--- begin Extracted entries ---
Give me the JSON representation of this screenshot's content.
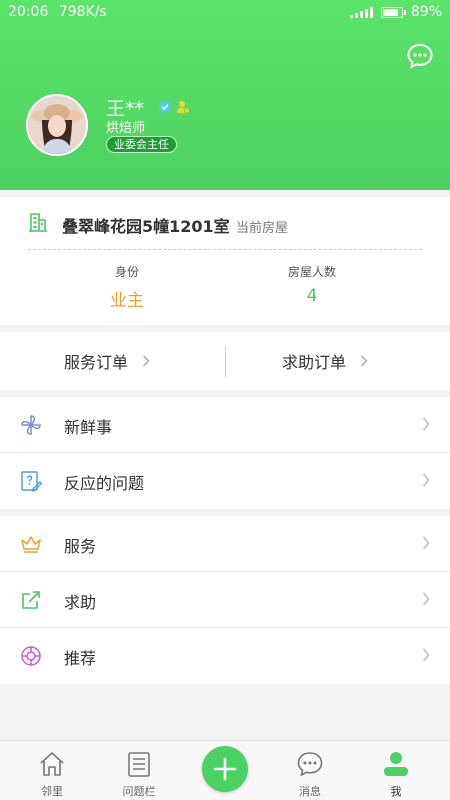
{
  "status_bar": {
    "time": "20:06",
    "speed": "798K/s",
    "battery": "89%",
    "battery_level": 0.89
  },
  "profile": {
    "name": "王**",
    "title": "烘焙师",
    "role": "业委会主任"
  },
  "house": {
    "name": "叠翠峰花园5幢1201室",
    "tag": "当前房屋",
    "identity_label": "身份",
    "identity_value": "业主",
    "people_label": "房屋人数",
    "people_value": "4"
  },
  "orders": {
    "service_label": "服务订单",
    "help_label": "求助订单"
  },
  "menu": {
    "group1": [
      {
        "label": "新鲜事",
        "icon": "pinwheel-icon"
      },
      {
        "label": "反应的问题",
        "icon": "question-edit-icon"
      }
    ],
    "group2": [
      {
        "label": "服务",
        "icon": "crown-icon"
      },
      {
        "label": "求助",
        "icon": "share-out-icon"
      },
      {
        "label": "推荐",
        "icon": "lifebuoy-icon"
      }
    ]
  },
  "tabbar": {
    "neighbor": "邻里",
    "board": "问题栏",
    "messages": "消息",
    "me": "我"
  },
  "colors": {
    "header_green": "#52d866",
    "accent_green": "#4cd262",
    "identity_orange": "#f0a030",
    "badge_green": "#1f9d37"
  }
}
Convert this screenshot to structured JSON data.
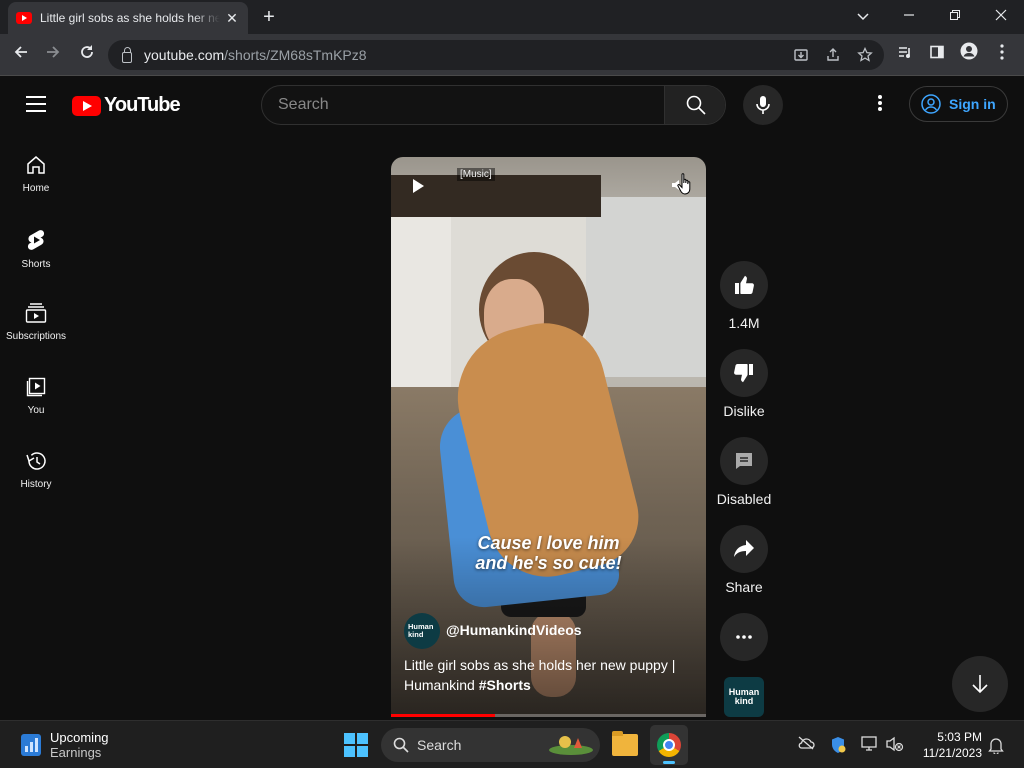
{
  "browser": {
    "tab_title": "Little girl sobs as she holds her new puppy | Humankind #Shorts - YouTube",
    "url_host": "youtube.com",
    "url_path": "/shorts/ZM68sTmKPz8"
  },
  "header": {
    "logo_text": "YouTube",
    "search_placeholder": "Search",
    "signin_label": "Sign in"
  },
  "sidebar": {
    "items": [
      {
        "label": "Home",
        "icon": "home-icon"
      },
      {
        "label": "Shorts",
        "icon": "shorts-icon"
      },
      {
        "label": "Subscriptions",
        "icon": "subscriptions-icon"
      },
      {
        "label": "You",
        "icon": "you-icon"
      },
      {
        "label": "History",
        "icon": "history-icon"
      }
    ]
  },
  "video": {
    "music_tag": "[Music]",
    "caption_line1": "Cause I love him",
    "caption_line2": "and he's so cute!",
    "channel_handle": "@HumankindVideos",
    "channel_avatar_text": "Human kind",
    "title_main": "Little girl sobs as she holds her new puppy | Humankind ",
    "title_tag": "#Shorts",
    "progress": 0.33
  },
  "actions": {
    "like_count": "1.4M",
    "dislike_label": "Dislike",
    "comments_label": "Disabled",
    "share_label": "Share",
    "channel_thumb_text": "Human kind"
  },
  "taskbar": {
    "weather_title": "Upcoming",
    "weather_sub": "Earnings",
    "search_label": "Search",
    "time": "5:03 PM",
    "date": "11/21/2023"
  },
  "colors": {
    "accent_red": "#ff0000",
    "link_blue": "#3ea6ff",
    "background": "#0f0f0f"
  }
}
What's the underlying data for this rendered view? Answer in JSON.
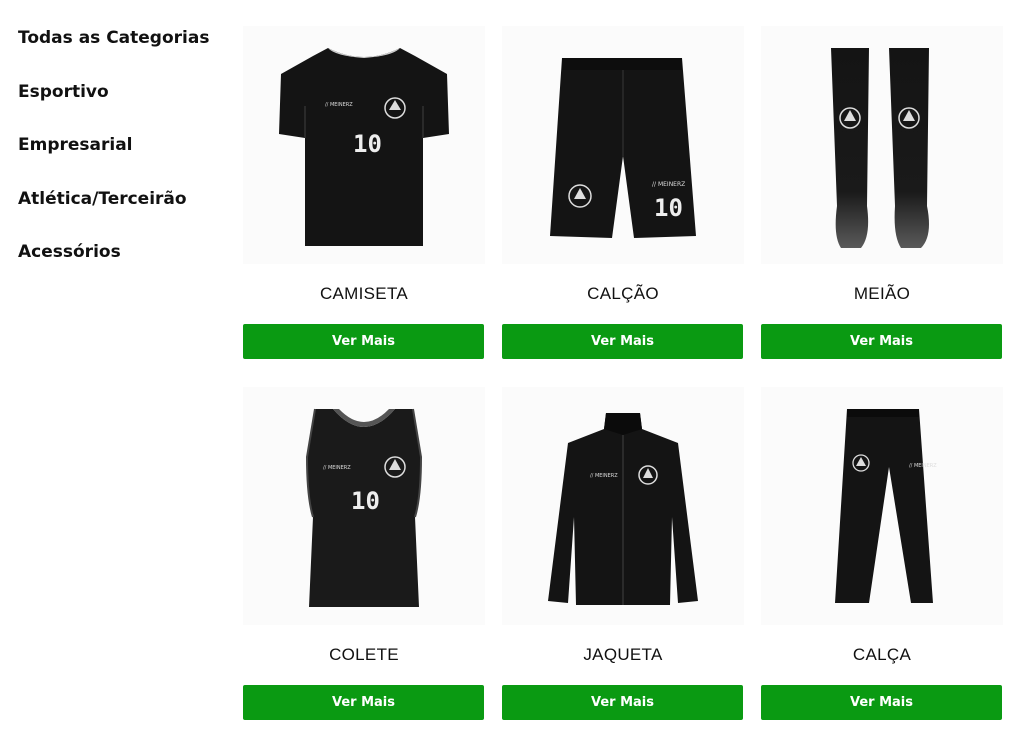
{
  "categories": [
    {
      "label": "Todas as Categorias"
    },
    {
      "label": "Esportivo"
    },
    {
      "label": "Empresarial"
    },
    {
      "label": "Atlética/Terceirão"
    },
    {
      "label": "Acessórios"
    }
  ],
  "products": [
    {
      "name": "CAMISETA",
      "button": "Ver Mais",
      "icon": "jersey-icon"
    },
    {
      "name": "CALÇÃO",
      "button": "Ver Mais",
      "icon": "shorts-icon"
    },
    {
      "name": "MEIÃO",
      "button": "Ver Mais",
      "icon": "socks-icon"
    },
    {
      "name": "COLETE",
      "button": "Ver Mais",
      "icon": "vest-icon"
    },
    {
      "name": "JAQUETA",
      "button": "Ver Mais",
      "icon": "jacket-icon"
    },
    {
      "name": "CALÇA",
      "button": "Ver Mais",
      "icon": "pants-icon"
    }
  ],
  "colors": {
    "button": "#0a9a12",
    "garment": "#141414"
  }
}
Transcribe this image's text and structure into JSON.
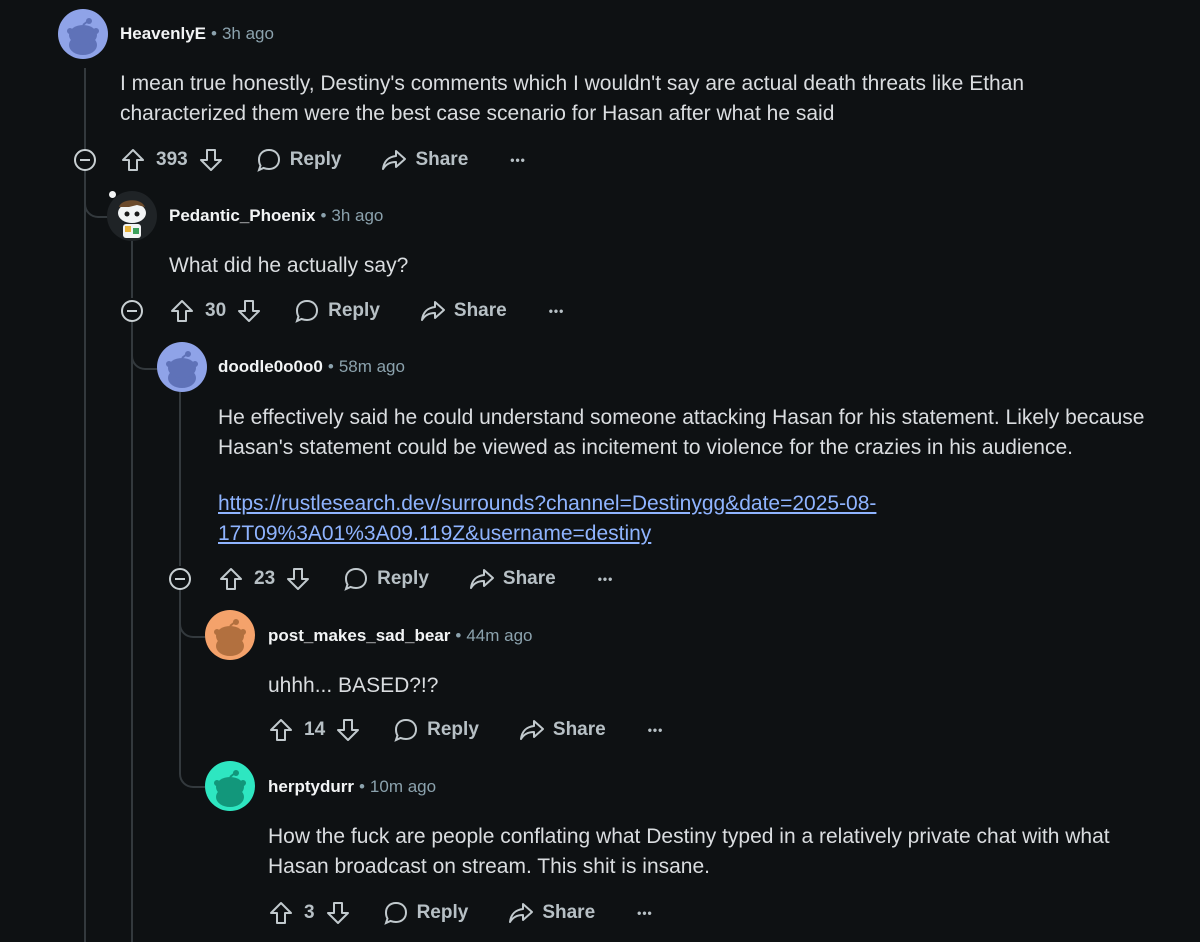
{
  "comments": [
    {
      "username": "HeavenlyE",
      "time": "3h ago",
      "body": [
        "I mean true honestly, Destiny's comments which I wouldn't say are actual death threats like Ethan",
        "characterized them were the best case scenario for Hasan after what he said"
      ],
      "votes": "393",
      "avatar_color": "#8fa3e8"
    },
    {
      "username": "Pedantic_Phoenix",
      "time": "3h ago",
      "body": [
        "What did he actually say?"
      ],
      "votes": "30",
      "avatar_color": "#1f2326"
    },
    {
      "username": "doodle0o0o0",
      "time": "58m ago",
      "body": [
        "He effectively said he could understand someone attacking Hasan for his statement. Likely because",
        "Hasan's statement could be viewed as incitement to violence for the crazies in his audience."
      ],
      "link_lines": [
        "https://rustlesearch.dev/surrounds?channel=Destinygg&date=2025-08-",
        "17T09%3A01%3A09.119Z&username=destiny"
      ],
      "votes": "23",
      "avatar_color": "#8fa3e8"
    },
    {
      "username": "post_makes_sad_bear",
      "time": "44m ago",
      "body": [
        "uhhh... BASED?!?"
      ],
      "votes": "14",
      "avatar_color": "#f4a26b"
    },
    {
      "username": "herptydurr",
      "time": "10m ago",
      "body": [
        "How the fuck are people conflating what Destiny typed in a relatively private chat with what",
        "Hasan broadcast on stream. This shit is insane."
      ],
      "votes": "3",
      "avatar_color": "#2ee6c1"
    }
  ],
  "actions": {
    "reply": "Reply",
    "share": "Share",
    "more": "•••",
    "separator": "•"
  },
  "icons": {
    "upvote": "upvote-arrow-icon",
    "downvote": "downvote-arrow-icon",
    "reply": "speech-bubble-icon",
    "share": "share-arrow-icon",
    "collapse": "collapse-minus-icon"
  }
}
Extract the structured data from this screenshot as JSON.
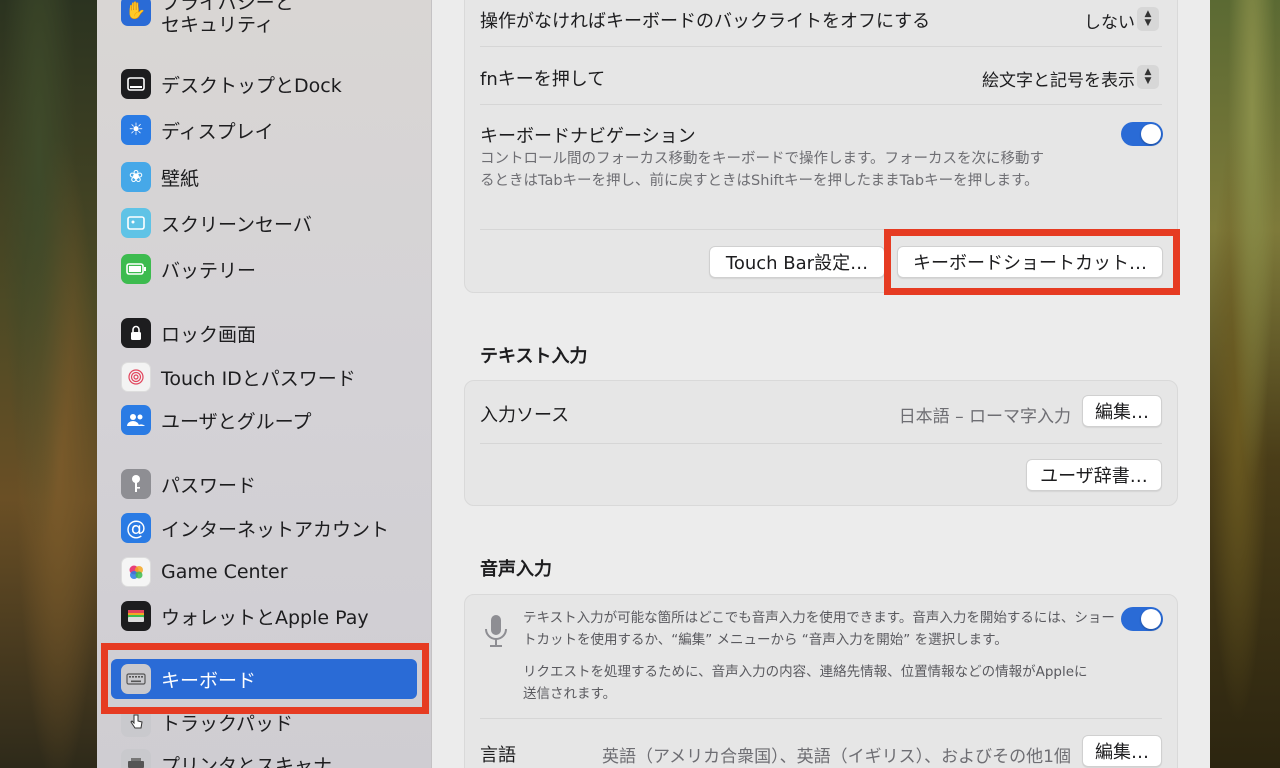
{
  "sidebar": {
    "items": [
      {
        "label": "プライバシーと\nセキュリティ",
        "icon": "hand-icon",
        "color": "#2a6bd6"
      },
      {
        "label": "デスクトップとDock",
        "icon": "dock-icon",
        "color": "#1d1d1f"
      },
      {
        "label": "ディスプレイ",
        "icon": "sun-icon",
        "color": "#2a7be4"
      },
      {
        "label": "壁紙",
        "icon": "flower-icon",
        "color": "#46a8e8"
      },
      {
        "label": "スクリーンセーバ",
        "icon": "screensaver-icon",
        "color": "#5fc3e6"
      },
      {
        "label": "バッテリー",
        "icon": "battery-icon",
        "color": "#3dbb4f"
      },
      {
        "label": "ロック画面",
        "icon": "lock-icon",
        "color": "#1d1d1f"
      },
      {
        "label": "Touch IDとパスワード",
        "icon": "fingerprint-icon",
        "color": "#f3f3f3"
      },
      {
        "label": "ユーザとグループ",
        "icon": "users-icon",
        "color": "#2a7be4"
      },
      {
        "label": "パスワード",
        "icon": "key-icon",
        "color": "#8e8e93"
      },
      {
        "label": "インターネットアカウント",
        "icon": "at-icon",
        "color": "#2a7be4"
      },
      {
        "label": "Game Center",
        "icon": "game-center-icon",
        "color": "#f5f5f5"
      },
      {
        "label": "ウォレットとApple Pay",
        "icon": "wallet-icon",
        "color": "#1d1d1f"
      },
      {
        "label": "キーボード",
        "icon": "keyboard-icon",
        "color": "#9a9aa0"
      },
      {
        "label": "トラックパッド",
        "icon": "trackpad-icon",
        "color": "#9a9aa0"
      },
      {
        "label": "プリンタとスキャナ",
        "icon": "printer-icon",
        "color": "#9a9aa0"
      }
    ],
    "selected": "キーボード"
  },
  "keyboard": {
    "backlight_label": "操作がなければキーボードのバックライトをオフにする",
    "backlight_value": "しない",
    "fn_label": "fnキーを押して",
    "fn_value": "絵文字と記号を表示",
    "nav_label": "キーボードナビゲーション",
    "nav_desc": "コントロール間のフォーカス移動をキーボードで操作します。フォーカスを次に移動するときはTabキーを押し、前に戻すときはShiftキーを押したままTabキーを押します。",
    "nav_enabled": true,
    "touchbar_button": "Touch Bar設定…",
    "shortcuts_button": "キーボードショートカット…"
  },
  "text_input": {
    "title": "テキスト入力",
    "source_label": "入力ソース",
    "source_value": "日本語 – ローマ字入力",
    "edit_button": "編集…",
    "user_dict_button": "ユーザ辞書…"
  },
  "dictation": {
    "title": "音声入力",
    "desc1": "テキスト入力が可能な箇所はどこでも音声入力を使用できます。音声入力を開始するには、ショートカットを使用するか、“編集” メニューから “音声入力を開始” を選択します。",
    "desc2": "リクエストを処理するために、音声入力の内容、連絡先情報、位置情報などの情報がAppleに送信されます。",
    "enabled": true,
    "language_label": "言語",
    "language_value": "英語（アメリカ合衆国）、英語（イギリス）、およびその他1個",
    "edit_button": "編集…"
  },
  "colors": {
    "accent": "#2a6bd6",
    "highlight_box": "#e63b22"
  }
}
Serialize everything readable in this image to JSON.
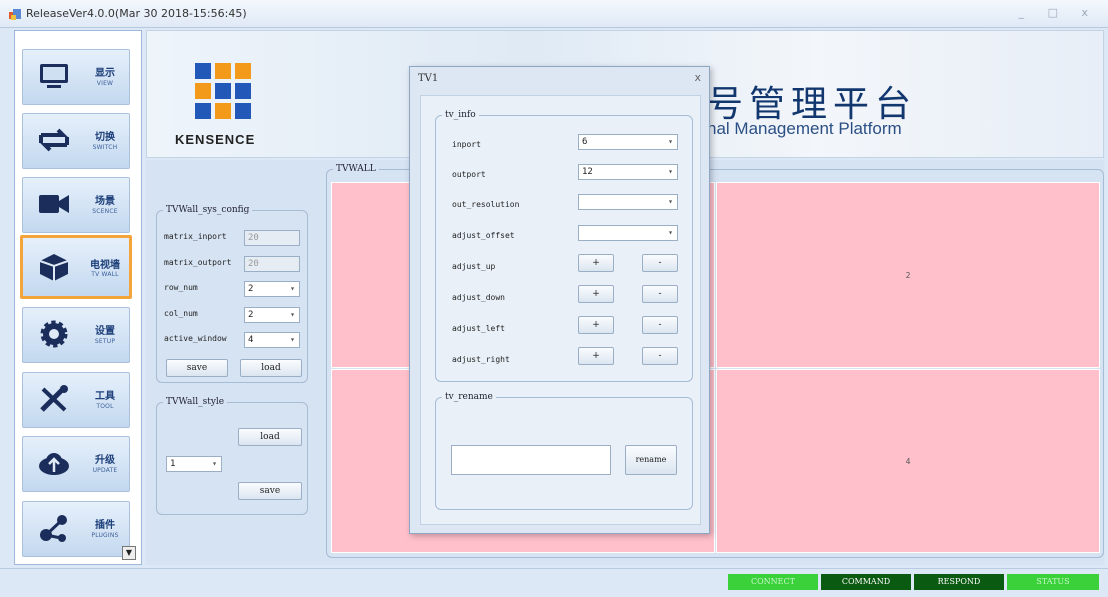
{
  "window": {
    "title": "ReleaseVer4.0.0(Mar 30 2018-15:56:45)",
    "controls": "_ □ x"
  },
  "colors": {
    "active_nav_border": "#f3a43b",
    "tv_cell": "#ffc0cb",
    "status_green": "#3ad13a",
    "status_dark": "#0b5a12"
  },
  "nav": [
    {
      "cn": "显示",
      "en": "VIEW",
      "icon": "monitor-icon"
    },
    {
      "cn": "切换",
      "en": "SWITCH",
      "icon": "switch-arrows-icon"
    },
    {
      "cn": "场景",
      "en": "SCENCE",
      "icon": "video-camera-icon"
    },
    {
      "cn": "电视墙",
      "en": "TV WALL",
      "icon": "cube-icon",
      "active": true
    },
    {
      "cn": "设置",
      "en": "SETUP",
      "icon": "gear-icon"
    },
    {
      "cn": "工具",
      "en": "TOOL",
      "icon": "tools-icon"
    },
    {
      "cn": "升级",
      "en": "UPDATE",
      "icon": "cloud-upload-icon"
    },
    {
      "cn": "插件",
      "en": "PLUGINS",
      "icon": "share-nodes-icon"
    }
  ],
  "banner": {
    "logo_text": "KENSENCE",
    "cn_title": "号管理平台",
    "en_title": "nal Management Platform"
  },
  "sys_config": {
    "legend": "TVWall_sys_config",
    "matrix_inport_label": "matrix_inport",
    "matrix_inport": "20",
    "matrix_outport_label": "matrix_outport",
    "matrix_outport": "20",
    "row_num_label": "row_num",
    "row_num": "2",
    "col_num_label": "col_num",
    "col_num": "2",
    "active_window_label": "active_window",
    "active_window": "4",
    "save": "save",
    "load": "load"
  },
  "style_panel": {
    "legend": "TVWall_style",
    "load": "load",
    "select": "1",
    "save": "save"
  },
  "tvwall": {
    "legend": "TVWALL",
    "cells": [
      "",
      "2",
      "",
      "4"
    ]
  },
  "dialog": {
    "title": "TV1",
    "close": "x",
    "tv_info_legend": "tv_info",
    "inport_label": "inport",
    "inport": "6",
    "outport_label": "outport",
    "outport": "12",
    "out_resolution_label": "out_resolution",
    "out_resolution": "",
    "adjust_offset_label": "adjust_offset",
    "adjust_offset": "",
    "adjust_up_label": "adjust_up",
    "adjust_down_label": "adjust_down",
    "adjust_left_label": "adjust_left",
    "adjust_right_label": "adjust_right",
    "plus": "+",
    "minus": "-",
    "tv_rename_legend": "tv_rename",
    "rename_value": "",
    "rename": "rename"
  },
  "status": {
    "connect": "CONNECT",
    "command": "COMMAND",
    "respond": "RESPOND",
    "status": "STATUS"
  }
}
--- end Extracted entries ---
* [Short problem]: Copy down every line of the entries containing the word "Hasan".

* [Expected output]:
        "characterized them were the best case scenario for Hasan after what he said"
        "He effectively said he could understand someone attacking Hasan for his statement. Likely because",
        "Hasan's statement could be viewed as incitement to violence for the crazies in his audience."
        "Hasan broadcast on stream. This shit is insane."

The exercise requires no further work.